**EXERCISE BRIEF:**
Draw out every line with the word "Member" from the listing below.

**RECORDS PROVIDED:**
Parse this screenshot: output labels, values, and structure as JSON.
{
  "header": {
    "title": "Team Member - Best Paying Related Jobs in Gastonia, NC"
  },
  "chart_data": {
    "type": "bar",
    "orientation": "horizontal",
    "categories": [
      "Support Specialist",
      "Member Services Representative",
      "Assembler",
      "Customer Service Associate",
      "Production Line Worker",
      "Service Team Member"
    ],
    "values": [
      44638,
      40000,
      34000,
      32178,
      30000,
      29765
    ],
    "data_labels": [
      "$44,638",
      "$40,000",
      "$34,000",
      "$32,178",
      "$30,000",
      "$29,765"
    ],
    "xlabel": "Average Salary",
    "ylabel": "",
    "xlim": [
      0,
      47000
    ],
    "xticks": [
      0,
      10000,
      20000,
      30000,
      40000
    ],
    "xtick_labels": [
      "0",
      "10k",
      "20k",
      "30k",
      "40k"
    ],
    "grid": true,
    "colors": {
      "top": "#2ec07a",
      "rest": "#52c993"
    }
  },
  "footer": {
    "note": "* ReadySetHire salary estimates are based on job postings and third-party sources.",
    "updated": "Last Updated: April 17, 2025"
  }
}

**ANSWER IN FULL:**
    "title": "Team Member - Best Paying Related Jobs in Gastonia, NC"
      "Member Services Representative",
      "Service Team Member"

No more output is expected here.